### Texte du document
● ● ● ● ●

Le terme « audit » était autrefois réservé au domaine comptable et financier et consistait à faire des opérations de contrôle et de vérification des données de l’entreprise. Cependant, il s’est progressivement déplacé vers le domaine social. Parmi les premières applications en la matière nous pouvons citer la National First City Bank de New York en 1964 qui a cherché à appliquer les principes de l’audit comptable au suivi de la gestion humaine d’unités décentralisées. Quelques années plus tard Humble (1975) a publié l’ouvrage « L’audit social au service d’un management de survie ». L’Audit du Social est donc un domaine particulier d’application des méthodes d’audit largement utilisées dans le domaine financier, organisationnel, qualité, etc.… Il peut être pratiqué par des auditeurs externes spécialisés ou par des auditeurs internes, parfois en combinaison les deux à la fois.
L’AUDIT SOCIAL
Les théories des précurseurs
– Selon Aïm, (2010 : 21) l’axe horizontal part du système fermé au système ouvert. Cette démarche s’appelle « approche systémique ». Selon celle-ci, le système fermé correspond à une organisation dont le modèle universel forme un tout centré sur la gestion des paramètres internes à l’entreprise ; alors que le système ouvert considère que l’organisation de l’entreprise est dépendante de son environnement qu’il soit économique, politique, culturel, social etc. Elle nécessite donc un effort permanent d’adaptation.

● ● ● ● ●

### Exercices
(a) D'après le texte sur l'audit social, pourquoi le système ouvert exige-t-il un effort permanent d'adaptation ? Répondez en une à trois phrases.
(b) Rédigez la suite du texte sur l'audit social, en reprenant juste après sa dernière phrase.

### Données recueillies

● ● ● ● ●

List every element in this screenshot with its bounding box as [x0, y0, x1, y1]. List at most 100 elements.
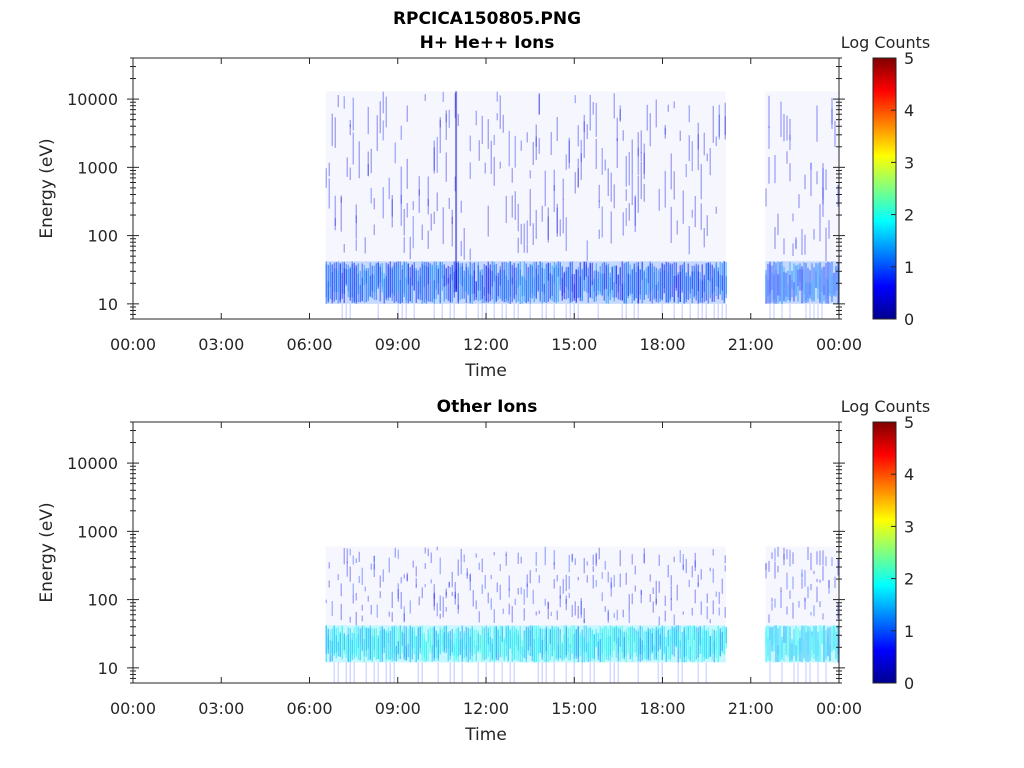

● ● ● ● ●

### Corrigés
(a) Le système ouvert considère que l'organisation de l'entreprise dépend de son environnement, qu'il soit économique, politique, culturel ou social. C'est pour cette raison qu'il nécessite un effort permanent d'adaptation.

(b)
– Selon le même auteur, l’axe vertical quant à lui part de l’approche rationnelle à l’approche sociale. La première conduit à la rationalisation du travail et correspond à une recherche d’efficacité technique et économique de l’entreprise. Cette recherche est rendue possible par la mise en œuvre d’une démarche d’organisation du travail rigoureuse, logique et formelle (mécanique), fondée sur la raison ; alors que la deuxième constitue une approche fondée sur le consensus et la motivation des individus. Elle correspond à la recherche de l’efficacité technique et économique de l’entreprise par la prise en compte de facteurs humains. Cette démarche s’inscrit dans une logique de sentiment.
L’interprétation du schéma donné par Aïm ne s’arrête pas aux deux axes mais continue avec la présentation de quatre phases qui découlent de la subdivision des deux axes. Ces phases expliquent mieux les différentes transitions qu’à subi la théorie des organisations à travers le temps. Ainsi, la première phase débute dans les années 1900 et se termine dans les années 1930 avec pour objectif « organiser pour produire efficacement ». Ici l’entreprise s’inscrit dans une approche rationnelle et fonctionne dans un système fermé. Il s’agira donc pour les écoles classiques, les écoles des ingénieurs et des praticiens d’utiliser les sciences pour atteindre leur objectif. Cette période est marquée par l’émergence de la division technique du travail mené par Taylor et la division administrative du travail mené par Fayol.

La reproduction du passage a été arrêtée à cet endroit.